## Start Data rows

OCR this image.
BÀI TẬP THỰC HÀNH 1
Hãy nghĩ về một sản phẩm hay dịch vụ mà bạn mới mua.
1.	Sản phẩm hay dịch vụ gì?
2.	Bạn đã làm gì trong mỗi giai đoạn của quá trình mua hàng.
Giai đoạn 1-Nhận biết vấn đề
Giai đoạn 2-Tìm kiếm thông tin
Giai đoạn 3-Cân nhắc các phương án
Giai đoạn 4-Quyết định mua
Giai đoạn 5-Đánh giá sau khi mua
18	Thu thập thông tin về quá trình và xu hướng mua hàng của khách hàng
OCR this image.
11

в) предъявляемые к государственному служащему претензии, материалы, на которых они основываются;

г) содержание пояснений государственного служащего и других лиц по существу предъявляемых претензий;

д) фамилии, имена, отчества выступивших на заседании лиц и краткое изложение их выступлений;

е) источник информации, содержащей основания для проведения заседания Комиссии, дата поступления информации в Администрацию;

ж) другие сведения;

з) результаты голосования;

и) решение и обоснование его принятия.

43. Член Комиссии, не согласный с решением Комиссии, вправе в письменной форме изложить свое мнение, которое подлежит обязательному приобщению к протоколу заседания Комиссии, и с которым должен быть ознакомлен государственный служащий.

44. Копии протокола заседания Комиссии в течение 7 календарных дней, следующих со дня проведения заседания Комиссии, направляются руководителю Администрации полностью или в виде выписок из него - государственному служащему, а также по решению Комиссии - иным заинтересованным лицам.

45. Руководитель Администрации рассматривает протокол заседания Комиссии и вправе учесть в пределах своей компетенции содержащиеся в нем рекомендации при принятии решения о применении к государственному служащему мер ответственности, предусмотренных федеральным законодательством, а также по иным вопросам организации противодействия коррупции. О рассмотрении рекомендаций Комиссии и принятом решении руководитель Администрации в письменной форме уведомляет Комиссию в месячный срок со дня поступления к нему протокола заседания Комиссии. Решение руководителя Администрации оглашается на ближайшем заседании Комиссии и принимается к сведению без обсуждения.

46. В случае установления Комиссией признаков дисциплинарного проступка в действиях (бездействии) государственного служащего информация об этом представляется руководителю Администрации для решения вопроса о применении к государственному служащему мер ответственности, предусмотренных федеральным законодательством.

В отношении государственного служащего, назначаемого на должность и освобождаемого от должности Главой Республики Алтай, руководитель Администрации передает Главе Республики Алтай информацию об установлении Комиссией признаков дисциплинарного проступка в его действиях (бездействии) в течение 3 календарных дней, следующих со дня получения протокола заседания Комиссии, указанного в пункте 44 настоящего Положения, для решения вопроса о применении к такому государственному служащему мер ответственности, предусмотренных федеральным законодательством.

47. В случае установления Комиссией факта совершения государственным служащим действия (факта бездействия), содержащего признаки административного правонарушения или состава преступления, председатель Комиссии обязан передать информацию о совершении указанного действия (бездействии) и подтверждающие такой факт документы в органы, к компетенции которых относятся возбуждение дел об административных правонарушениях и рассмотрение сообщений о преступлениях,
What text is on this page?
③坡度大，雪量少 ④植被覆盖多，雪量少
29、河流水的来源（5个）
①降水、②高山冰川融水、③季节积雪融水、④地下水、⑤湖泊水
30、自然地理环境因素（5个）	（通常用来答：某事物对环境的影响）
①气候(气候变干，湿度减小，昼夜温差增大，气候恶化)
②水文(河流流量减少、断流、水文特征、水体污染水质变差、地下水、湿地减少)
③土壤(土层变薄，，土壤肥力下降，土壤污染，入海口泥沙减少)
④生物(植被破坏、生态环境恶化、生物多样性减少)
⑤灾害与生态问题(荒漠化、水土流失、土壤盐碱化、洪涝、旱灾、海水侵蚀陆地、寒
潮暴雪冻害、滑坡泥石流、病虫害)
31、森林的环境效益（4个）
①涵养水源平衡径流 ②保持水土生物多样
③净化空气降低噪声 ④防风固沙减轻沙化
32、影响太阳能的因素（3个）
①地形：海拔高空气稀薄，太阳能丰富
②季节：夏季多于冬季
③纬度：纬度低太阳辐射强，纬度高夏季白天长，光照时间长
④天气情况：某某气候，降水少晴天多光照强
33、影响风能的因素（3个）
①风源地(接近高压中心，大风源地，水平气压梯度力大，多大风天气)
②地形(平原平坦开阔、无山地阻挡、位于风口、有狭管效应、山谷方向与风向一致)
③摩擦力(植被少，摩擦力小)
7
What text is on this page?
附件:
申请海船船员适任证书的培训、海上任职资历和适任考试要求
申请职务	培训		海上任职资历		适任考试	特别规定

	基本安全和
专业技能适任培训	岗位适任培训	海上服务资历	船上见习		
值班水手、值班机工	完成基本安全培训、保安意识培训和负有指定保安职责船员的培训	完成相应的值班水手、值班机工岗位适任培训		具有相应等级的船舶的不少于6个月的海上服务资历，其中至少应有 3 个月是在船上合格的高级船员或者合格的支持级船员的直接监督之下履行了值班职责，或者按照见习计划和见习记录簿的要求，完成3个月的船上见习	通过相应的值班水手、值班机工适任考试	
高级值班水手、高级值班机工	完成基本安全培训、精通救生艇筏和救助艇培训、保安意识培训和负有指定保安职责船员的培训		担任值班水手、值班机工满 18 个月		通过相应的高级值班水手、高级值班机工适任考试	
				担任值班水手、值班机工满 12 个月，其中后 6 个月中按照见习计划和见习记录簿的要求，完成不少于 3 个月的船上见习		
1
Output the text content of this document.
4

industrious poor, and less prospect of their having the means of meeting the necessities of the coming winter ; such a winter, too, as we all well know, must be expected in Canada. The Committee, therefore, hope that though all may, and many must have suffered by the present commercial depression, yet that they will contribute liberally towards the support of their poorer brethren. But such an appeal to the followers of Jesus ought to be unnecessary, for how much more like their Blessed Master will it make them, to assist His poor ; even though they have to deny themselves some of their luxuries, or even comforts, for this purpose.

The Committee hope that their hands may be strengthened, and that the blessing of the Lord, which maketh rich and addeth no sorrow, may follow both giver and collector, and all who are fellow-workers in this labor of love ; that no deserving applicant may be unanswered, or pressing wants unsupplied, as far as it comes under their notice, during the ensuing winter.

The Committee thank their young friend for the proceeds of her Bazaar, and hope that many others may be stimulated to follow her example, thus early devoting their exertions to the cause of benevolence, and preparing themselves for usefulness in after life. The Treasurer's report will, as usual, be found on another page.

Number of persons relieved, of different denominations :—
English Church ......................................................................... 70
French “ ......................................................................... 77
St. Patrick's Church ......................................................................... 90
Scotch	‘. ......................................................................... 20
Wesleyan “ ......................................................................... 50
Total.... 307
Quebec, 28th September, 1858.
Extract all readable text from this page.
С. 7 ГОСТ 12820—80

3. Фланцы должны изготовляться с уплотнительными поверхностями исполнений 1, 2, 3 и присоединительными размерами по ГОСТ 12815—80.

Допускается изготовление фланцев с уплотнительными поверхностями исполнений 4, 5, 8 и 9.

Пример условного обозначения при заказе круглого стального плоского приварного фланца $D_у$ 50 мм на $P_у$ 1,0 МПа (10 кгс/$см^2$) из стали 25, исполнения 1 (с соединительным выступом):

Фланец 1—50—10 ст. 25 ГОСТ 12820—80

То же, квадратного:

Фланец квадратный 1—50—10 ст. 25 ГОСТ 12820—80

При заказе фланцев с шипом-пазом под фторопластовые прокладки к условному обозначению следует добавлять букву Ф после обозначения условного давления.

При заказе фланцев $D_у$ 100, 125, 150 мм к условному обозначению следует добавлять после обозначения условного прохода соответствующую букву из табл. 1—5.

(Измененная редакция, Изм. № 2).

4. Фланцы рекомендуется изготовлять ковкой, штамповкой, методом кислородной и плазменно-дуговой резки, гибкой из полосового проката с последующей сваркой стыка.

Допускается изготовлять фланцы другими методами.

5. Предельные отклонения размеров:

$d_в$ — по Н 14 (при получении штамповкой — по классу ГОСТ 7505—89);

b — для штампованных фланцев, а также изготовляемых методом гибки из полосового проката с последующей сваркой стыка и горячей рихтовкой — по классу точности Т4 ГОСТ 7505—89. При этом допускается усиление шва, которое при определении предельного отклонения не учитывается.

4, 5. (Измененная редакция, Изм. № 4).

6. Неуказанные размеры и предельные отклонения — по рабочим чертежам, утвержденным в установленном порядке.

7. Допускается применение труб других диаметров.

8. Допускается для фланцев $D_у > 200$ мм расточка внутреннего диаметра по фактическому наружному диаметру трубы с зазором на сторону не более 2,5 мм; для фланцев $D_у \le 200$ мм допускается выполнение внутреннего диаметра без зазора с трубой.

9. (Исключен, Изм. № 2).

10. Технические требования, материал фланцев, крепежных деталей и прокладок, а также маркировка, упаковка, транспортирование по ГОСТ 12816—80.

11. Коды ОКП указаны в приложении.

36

## End Data rows

State the number of lines in the records that contain the string "течение", and nothing more.

2